(Set problem) Find the lines in these entries that include the word "次以上的" and state how many there are, with no other words.

Data records

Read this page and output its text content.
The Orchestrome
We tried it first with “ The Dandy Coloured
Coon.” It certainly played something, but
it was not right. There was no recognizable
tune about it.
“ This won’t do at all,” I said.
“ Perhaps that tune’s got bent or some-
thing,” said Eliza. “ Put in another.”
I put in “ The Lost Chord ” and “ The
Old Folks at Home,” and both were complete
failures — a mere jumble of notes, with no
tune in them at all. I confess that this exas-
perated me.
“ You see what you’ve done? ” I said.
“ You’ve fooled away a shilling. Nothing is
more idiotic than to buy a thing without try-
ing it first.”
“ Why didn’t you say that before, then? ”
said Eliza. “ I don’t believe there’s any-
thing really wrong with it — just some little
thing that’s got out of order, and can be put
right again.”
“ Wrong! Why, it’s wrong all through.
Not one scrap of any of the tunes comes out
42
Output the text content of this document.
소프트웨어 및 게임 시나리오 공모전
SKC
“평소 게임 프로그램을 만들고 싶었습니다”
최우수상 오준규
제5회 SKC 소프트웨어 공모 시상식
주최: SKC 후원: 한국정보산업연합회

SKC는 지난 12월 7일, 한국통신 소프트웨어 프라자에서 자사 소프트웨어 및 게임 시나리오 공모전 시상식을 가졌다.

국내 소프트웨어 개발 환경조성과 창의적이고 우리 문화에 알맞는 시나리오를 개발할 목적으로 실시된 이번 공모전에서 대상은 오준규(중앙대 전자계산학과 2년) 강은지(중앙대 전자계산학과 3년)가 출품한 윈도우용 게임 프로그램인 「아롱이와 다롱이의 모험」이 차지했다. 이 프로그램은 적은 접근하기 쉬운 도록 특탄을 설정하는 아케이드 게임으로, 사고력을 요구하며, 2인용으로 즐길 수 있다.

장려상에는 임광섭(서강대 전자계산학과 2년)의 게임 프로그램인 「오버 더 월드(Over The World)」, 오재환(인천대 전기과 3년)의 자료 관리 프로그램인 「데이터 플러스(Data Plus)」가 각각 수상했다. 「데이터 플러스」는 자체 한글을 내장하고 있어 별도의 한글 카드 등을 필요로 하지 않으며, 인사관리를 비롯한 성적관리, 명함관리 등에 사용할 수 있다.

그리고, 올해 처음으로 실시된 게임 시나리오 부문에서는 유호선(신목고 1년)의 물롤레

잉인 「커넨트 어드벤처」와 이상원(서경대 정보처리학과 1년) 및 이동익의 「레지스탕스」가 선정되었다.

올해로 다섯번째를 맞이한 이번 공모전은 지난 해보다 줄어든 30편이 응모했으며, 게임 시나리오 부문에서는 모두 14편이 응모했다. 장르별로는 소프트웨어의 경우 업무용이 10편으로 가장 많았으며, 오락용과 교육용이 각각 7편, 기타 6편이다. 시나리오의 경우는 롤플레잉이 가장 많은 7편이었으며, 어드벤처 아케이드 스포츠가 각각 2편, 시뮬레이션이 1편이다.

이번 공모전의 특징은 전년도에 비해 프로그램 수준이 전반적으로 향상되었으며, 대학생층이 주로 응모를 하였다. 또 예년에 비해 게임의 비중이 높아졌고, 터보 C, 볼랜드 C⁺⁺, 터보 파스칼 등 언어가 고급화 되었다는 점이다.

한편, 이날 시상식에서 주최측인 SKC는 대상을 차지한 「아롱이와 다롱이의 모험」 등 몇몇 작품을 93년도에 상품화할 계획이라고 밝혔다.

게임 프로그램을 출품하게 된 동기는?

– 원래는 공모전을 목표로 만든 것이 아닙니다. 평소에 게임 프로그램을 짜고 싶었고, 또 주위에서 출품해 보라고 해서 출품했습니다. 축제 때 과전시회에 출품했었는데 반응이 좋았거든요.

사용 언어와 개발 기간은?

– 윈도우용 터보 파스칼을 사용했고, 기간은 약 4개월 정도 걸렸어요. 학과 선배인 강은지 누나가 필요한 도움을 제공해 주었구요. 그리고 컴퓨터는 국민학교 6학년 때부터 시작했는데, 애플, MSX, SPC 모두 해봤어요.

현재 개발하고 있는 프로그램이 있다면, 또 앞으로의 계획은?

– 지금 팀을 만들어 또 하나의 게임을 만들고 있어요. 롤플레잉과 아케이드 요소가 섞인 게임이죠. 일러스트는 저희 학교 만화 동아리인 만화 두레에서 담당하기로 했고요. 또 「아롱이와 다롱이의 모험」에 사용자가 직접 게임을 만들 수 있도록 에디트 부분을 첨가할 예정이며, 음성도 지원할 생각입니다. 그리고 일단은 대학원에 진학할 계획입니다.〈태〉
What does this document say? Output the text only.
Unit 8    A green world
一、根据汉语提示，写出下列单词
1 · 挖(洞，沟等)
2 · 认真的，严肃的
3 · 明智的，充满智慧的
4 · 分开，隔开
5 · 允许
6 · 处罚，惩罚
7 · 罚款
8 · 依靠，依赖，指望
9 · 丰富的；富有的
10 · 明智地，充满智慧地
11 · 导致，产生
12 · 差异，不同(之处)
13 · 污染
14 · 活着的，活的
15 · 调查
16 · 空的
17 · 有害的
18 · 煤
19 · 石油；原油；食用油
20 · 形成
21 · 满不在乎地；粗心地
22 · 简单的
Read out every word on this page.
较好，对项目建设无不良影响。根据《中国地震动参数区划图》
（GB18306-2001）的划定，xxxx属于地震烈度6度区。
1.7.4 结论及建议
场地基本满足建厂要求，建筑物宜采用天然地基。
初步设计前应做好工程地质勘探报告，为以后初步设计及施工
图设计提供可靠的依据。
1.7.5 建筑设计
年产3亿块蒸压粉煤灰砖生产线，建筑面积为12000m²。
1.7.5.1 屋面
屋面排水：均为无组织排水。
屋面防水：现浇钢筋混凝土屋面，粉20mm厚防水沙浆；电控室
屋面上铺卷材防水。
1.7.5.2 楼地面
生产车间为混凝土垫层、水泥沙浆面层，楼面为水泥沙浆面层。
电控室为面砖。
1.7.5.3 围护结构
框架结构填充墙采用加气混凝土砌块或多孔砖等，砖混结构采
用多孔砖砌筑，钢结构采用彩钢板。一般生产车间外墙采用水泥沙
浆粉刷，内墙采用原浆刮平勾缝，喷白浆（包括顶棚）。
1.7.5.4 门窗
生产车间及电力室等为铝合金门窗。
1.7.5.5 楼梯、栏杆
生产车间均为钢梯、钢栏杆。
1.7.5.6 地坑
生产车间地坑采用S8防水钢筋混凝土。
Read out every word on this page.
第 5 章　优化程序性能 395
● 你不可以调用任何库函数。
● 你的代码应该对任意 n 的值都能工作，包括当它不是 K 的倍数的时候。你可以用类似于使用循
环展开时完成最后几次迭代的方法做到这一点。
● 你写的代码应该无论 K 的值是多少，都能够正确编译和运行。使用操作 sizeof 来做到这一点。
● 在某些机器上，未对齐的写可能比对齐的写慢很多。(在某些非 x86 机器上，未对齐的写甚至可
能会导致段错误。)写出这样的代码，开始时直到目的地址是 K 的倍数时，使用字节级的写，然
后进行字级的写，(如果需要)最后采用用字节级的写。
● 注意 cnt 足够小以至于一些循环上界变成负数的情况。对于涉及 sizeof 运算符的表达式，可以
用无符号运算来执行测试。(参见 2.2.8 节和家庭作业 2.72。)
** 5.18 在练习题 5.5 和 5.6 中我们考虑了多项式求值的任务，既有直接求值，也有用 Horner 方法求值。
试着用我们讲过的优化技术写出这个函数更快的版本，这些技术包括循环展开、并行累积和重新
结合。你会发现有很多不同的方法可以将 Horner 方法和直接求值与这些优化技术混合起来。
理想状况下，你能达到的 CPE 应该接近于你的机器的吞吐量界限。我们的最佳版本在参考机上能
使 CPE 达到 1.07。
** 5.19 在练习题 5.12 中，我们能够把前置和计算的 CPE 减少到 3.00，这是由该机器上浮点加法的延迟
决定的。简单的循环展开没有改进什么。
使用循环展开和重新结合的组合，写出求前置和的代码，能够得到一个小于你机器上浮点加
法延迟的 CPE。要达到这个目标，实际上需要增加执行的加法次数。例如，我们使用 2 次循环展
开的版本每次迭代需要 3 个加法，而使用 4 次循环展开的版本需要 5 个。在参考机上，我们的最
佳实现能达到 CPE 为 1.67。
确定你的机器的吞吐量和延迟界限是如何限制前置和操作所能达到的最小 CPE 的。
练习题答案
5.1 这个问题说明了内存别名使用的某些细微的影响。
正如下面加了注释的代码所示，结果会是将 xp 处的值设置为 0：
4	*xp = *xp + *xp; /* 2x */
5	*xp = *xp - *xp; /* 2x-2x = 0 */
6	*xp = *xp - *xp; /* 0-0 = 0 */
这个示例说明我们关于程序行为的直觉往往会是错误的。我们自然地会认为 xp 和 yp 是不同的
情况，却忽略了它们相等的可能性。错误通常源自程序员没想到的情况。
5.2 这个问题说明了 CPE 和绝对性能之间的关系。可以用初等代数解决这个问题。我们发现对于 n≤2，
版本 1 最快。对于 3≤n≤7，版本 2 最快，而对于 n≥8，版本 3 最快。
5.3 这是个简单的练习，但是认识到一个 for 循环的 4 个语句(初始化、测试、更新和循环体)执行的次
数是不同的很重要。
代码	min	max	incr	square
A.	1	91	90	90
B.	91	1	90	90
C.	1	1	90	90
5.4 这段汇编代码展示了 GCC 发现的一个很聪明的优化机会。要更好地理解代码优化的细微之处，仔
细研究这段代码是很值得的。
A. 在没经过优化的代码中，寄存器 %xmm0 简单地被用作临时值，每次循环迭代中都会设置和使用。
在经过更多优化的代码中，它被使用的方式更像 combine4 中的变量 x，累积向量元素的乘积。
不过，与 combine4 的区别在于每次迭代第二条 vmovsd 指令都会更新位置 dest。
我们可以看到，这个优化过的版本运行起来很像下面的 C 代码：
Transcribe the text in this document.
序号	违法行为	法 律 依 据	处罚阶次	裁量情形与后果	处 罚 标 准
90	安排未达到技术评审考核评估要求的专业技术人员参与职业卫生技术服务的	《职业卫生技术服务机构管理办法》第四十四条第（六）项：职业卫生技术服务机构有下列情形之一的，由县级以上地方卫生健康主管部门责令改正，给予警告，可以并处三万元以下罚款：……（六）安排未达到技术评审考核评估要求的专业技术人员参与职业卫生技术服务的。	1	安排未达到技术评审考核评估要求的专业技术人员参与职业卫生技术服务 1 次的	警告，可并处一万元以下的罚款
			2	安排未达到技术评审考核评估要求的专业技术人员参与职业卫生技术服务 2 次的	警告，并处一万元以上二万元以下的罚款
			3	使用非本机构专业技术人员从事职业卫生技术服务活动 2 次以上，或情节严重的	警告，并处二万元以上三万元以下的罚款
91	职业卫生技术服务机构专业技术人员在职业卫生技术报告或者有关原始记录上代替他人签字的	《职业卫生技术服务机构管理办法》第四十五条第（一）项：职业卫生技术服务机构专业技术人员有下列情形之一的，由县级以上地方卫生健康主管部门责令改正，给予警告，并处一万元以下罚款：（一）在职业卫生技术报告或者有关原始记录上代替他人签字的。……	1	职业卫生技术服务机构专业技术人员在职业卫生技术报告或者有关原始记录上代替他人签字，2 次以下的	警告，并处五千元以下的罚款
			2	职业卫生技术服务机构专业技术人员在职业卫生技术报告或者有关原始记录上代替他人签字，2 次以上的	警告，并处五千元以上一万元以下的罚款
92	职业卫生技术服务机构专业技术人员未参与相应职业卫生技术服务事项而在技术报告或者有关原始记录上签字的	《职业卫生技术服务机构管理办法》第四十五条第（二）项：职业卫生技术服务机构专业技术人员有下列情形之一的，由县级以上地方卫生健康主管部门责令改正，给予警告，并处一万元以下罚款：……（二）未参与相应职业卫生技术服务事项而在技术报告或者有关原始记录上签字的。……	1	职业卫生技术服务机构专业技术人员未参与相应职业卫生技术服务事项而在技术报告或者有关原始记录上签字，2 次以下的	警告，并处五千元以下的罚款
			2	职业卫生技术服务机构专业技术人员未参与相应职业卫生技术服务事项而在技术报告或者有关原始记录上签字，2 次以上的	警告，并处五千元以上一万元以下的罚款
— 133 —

(Completed exercise) 2